Segment Start: EXCERPTED TEXT

FAIR WORDS BUTTER NO PARSNIPS
The concluding words of the Minister of Guidance and Religious Endowments at the Forum are self-evident: “The Islamic Project in the Sudan resembled a sincere intellectual effort to introduce the Project of Economic and Social Renaissance by the Principles of Islam…”
“Put on siege and fought against in an unprecedented manner, the Project was able to confront gallantly the Atlantic Project and to manifest its presence in the international and regional arenas, debating, arguing, and putting forward its defense and thesis” (The Forum’s 7th Panel, The Horizon of Islamic Call in The Sudan, p. 4).
The spokesperson for the Haraka affirms: “The Project engaged in military battles while offering at the same time ideas for peace and conflict resolution. The Project was able to handle both soft and harsh diplomacy, and was able to rescind international resolutions one after another.”
Similar to the presidential adviser’s speech to the Jazeera T.V., the Islamic Call minister ascertains: “The Islamic Project presented a political project on the formula of diversity by a constitution, a contract based on citizenship, justice, freedoms, and division of power and wealth that incites the building of political coalitions, national reconciliations, and the practice of a government founded on Shura [consultation], democracy, and the respect of the free choice of the people.”
This dual governance of the Islamic Call minister over the Interim Constitution of the Sudan by the same and one state-party is the causal reason for the perpetuated misery of the country. The minister and his scholarly expert group ignored the most fundamental fact about Islamic Call, that it is a genuine community-based activity free of authority patronage, according to the true mission of Islam and the centuries history of Sudan.

Segment End: EXCERPTED TEXT
Segment Start: SUPPLIED INFORMATION

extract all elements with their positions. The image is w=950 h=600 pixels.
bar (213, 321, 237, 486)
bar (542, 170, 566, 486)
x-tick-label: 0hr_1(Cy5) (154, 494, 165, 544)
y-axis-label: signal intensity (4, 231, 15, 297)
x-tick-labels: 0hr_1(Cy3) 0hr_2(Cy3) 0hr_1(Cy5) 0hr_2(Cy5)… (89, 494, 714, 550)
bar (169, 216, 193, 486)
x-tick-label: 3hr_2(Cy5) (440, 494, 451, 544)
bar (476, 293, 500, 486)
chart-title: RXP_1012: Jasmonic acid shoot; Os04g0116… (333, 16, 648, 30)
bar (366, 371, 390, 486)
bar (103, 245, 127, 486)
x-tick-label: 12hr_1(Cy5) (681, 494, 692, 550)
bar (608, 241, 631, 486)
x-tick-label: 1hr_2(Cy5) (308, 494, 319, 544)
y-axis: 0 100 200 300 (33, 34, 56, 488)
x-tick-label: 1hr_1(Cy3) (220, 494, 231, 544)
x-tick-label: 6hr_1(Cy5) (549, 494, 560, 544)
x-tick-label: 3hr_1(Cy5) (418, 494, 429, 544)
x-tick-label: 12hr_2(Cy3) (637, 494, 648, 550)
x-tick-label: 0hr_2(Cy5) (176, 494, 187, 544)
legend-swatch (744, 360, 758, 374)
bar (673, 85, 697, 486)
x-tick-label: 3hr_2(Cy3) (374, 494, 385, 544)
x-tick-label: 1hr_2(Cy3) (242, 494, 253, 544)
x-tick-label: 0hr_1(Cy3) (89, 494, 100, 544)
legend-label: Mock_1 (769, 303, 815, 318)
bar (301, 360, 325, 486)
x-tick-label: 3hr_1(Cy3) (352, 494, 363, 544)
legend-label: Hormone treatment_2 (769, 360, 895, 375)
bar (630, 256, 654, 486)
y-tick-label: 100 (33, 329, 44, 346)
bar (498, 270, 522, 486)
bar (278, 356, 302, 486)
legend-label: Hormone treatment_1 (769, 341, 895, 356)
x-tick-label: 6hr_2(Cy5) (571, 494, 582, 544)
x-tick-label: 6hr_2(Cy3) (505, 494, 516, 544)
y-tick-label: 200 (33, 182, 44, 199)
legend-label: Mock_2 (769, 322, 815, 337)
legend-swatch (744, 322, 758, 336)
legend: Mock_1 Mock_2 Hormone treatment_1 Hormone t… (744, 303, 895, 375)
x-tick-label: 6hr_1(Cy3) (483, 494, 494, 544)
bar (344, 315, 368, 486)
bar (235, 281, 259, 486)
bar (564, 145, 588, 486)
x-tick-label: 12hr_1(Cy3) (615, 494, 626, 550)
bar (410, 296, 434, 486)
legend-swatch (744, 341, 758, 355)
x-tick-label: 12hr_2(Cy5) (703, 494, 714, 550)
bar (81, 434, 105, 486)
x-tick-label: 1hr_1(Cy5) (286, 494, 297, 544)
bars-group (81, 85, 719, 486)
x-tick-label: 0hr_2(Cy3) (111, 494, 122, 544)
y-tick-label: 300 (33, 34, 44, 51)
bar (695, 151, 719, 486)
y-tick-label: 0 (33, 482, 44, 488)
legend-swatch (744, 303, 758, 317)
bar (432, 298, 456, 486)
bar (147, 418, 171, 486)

Segment End: SUPPLIED INFORMATION

* **WORK REQUEST**
Print the full excerpt about the Islamic Project in the Sudan word for word, with nothing left out or changed.

* **TASK SOLUTION**
FAIR WORDS BUTTER NO PARSNIPS
The concluding words of the Minister of Guidance and Religious Endowments at the Forum are self-evident: “The Islamic Project in the Sudan resembled a sincere intellectual effort to introduce the Project of Economic and Social Renaissance by the Principles of Islam…”
“Put on siege and fought against in an unprecedented manner, the Project was able to confront gallantly the Atlantic Project and to manifest its presence in the international and regional arenas, debating, arguing, and putting forward its defense and thesis” (The Forum’s 7th Panel, The Horizon of Islamic Call in The Sudan, p. 4).
The spokesperson for the Haraka affirms: “The Project engaged in military battles while offering at the same time ideas for peace and conflict resolution. The Project was able to handle both soft and harsh diplomacy, and was able to rescind international resolutions one after another.”
Similar to the presidential adviser’s speech to the Jazeera T.V., the Islamic Call minister ascertains: “The Islamic Project presented a political project on the formula of diversity by a constitution, a contract based on citizenship, justice, freedoms, and division of power and wealth that incites the building of political coalitions, national reconciliations, and the practice of a government founded on Shura [consultation], democracy, and the respect of the free choice of the people.”
This dual governance of the Islamic Call minister over the Interim Constitution of the Sudan by the same and one state-party is the causal reason for the perpetuated misery of the country. The minister and his scholarly expert group ignored the most fundamental fact about Islamic Call, that it is a genuine community-based activity free of authority patronage, according to the true mission of Islam and the centuries history of Sudan.